PROMPT :: Find the string "close" in the listing and report every line that has it.

DATA PROVIDED ::

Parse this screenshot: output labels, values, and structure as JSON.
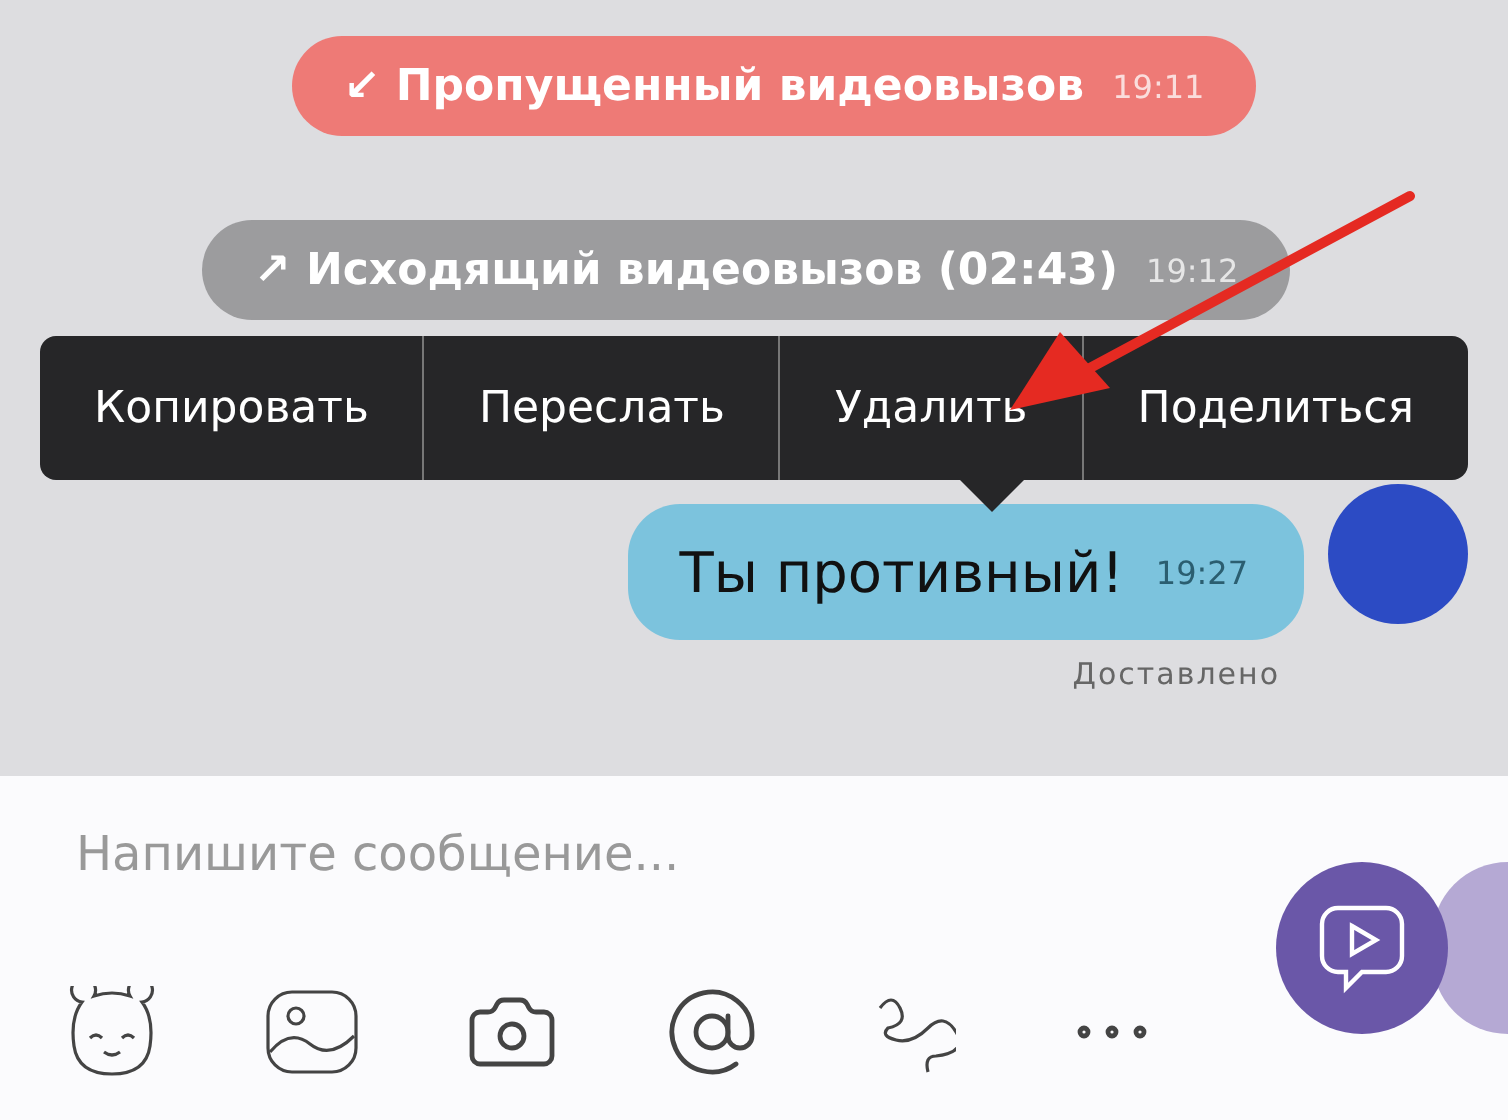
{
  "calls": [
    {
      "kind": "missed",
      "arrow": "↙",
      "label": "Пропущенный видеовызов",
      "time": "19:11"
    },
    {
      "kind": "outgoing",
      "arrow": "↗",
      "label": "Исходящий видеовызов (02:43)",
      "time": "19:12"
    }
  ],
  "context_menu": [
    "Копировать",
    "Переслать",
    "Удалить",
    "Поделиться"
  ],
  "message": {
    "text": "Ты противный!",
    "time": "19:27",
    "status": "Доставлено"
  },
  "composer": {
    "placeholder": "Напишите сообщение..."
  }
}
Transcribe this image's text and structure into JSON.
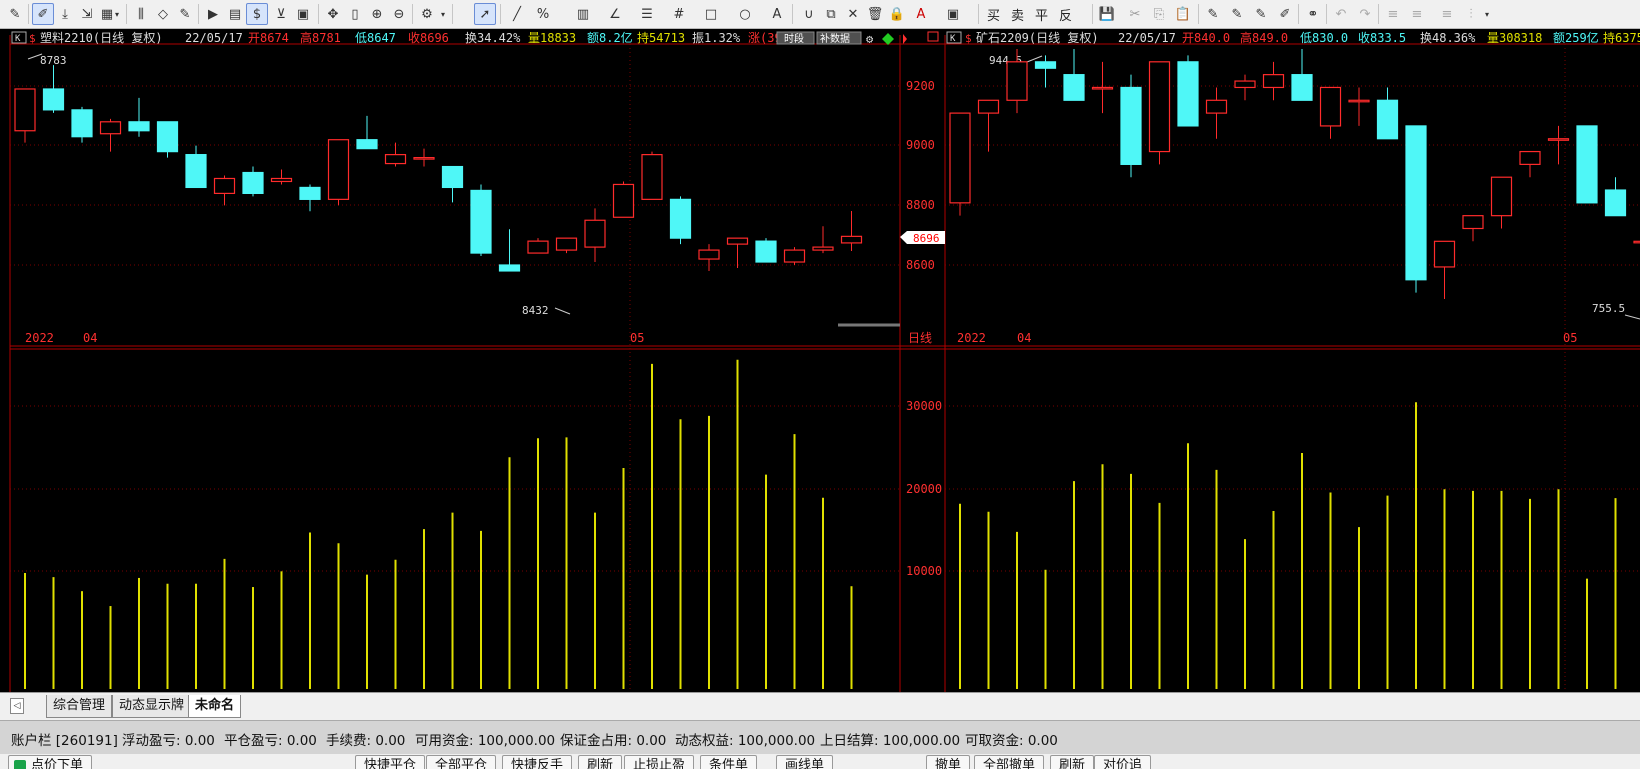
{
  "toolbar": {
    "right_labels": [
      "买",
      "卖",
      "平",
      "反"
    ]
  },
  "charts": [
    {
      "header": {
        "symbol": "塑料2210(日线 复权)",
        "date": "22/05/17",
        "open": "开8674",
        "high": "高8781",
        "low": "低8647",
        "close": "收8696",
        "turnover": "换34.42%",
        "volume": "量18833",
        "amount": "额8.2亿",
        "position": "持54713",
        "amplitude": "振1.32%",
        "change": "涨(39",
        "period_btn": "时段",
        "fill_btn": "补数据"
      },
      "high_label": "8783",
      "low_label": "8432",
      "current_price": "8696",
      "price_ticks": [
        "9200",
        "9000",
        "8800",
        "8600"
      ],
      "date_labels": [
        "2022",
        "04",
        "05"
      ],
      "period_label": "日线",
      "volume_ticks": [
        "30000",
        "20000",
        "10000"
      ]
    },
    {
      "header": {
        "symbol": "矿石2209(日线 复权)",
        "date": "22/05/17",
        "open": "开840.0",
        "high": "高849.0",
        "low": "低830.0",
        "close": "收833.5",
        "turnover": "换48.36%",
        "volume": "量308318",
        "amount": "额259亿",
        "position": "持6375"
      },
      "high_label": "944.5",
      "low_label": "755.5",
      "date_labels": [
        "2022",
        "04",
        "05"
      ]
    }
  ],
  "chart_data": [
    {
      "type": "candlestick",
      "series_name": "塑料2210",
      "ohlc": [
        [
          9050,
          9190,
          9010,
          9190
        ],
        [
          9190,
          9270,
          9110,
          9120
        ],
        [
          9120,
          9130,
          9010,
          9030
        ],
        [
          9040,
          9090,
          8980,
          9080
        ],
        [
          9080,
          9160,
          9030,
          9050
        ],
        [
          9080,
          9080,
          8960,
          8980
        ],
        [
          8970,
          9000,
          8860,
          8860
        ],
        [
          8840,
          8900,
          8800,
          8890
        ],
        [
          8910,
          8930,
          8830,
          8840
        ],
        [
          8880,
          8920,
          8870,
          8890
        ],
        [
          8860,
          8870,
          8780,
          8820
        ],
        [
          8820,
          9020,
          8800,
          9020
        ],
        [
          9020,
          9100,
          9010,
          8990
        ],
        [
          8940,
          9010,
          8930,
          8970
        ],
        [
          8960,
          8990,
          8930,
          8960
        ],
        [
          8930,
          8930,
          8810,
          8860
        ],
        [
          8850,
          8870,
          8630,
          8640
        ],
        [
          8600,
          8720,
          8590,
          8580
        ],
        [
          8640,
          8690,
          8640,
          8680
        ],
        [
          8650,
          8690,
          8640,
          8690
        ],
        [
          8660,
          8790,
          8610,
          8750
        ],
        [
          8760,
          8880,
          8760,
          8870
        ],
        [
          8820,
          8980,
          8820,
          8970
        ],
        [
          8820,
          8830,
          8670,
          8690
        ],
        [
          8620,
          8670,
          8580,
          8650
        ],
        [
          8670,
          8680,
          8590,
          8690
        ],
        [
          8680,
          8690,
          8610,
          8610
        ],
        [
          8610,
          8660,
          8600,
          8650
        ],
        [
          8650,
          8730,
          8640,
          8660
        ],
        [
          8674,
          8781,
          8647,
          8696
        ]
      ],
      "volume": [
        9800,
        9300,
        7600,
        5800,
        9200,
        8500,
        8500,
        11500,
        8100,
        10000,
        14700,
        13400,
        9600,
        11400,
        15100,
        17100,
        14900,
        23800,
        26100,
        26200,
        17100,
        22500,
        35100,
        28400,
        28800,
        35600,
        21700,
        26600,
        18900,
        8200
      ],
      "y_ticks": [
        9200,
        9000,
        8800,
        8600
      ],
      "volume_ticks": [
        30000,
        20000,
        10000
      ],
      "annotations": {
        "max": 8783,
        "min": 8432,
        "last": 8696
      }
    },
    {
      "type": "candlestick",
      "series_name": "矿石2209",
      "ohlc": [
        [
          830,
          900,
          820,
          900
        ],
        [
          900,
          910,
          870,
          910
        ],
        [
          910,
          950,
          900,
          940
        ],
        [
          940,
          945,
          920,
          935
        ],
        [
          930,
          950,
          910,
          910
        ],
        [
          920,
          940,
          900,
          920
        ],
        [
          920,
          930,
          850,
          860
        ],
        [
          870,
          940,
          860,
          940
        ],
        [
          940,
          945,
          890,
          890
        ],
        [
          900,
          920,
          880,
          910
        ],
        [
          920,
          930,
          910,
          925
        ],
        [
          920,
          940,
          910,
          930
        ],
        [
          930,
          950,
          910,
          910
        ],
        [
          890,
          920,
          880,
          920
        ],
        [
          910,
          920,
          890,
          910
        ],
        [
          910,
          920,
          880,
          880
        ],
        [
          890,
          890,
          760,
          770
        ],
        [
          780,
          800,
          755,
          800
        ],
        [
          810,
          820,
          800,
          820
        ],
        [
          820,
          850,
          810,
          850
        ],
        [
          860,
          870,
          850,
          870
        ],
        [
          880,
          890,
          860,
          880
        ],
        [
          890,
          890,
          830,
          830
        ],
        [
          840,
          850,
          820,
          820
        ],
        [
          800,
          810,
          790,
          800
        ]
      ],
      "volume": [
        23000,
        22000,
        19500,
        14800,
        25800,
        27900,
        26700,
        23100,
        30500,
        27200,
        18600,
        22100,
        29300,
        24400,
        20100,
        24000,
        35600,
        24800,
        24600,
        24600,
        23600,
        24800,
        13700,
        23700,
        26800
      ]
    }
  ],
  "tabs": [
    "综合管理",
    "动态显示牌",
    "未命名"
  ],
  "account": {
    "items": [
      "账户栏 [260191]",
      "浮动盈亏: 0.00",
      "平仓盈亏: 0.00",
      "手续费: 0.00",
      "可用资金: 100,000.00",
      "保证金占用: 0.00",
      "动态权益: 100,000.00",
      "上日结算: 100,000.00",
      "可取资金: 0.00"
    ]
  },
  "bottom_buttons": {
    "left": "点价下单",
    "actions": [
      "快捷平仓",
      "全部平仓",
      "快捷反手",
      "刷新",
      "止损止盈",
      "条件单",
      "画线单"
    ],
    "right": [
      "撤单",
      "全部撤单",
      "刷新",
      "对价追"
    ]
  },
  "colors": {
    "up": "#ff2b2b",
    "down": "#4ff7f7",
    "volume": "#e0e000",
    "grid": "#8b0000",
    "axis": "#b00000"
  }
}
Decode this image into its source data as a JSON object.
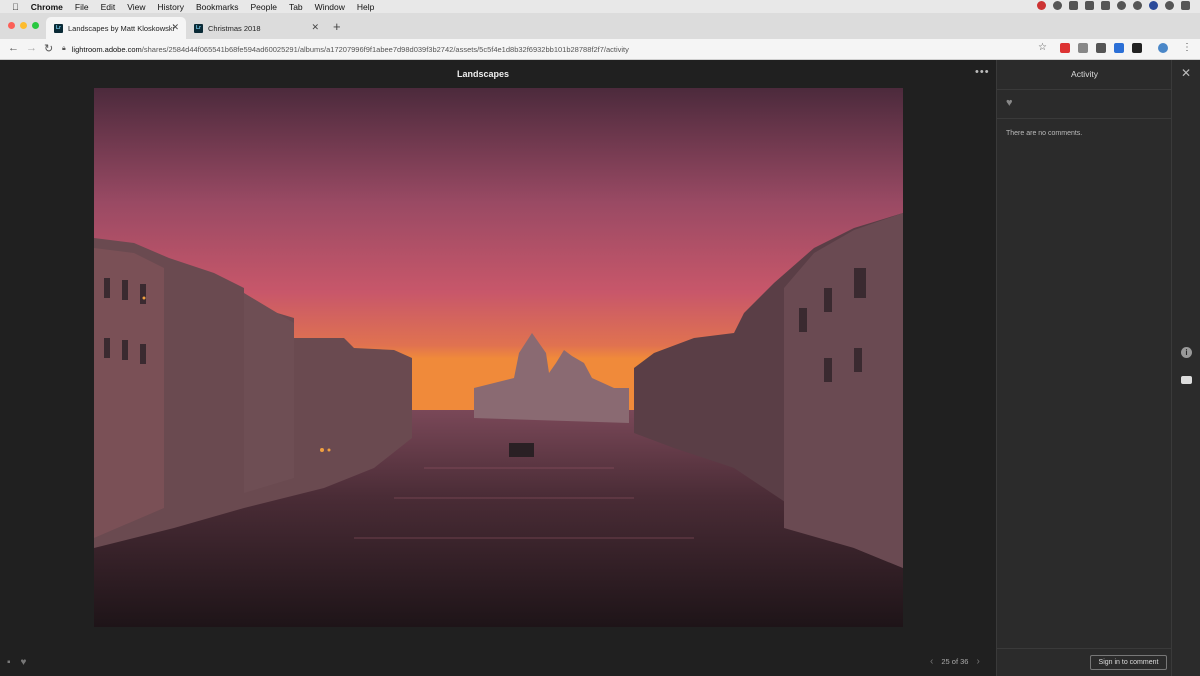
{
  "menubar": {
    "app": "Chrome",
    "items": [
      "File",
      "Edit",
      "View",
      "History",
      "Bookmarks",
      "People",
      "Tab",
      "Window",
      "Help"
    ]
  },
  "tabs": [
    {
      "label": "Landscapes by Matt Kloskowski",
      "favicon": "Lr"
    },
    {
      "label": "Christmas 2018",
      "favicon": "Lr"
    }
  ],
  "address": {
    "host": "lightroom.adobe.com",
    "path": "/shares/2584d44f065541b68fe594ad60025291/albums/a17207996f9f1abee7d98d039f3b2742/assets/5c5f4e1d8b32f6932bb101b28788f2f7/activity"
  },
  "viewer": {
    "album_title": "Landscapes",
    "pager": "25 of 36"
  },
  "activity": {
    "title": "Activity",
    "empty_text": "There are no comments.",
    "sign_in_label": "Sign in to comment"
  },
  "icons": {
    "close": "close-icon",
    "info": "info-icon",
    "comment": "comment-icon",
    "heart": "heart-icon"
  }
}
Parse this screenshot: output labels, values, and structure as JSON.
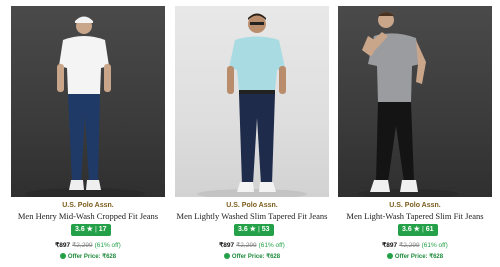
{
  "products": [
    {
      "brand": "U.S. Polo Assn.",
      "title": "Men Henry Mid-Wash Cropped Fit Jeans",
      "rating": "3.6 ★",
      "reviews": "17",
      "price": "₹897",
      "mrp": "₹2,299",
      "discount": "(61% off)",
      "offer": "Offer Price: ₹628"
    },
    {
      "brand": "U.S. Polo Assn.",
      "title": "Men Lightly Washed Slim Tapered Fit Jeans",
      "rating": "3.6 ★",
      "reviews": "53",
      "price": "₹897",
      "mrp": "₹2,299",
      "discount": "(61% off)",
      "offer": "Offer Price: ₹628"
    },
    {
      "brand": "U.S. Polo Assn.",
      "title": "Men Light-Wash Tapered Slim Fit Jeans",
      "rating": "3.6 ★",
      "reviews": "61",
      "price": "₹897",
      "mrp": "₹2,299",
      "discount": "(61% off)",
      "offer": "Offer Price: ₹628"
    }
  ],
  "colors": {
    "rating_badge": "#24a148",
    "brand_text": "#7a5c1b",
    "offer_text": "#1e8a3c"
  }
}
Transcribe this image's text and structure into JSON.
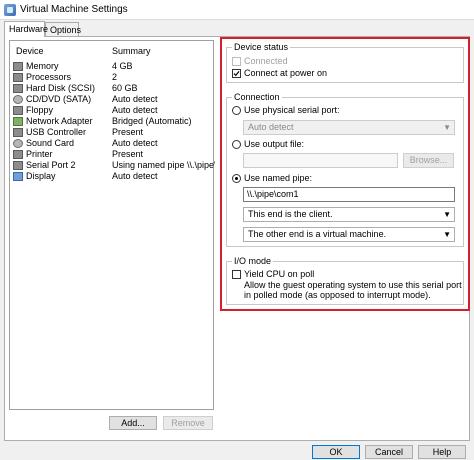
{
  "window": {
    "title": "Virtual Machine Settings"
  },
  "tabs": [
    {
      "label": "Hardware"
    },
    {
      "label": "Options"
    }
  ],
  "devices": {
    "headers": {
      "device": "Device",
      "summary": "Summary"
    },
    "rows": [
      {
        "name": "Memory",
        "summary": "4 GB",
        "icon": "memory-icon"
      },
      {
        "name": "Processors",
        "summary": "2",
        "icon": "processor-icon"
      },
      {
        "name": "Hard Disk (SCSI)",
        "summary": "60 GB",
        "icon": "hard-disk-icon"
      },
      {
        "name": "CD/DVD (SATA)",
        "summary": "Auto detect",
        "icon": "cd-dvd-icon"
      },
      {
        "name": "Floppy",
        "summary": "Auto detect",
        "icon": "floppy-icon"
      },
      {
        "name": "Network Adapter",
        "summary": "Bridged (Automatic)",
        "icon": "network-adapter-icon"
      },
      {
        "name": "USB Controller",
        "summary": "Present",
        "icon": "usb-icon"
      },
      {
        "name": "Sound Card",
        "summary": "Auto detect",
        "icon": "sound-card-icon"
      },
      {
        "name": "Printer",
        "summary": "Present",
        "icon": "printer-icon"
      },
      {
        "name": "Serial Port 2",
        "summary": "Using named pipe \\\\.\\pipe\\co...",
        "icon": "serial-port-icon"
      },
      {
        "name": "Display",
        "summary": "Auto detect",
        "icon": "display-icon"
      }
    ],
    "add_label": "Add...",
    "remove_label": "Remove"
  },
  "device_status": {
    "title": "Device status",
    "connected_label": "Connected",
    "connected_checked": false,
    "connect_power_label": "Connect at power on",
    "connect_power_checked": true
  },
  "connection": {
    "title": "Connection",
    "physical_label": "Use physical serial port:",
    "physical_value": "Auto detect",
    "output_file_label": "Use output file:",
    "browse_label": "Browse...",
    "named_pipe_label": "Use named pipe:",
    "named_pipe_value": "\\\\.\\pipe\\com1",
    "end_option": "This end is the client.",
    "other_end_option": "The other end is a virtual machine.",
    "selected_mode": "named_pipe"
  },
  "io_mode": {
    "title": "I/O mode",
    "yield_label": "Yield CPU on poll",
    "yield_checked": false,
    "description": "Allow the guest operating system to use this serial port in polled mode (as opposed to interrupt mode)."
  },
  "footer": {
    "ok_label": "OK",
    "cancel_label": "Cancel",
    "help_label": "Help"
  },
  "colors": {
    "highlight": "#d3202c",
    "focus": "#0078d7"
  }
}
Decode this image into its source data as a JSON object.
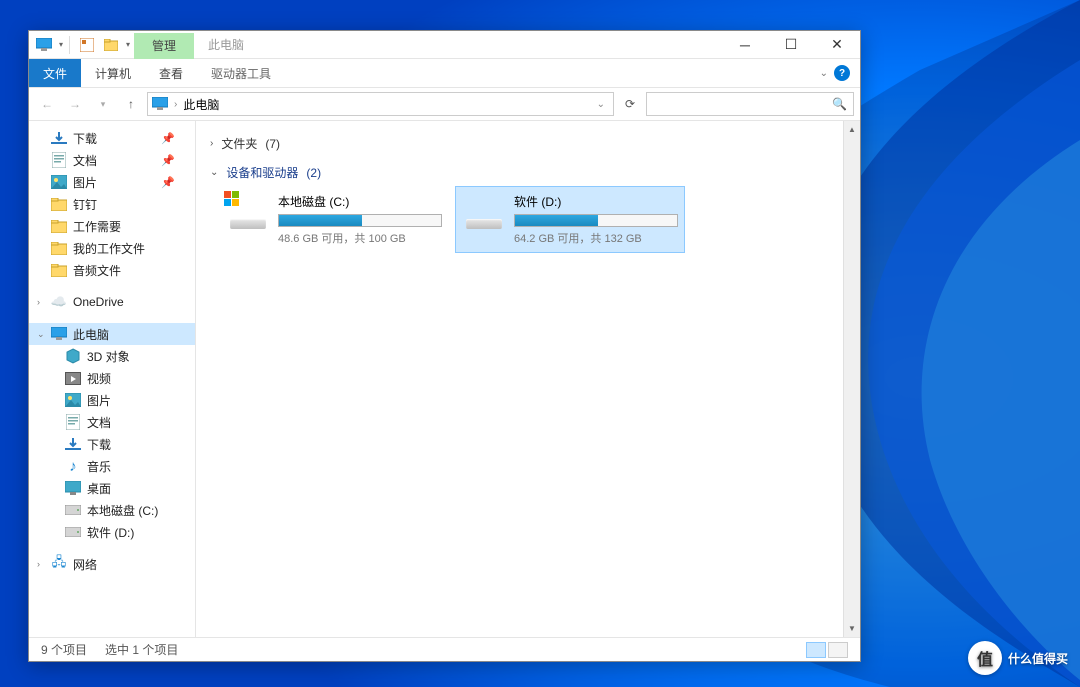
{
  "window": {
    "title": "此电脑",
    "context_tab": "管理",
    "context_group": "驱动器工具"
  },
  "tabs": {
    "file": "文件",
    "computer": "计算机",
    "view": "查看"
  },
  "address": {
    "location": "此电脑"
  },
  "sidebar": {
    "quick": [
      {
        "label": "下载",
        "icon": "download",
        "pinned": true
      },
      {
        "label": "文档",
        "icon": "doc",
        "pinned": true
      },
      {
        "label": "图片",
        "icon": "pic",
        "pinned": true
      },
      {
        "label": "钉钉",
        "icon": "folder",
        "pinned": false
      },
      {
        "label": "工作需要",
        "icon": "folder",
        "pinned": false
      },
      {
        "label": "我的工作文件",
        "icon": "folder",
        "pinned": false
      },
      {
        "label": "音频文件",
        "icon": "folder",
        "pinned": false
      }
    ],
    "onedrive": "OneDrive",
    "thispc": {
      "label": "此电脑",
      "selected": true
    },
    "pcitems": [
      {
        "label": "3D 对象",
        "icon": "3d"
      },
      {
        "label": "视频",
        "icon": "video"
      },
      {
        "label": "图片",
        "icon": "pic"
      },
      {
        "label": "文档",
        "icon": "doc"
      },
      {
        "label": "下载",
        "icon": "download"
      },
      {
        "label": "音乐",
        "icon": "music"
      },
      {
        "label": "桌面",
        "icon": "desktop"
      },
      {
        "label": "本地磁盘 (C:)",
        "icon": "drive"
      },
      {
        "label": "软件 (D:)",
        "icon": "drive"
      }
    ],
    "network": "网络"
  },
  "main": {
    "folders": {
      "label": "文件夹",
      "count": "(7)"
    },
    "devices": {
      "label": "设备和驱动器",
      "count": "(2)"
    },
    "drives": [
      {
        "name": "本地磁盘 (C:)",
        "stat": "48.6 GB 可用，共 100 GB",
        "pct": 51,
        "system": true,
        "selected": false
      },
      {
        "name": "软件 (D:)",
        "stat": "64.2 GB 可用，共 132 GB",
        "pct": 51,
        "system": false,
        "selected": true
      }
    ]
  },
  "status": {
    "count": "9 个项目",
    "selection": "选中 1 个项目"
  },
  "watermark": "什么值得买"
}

WRITTEN REPLY ::
        "close": "收8696",
        "close": "收833.5",
    "close": "close-icon",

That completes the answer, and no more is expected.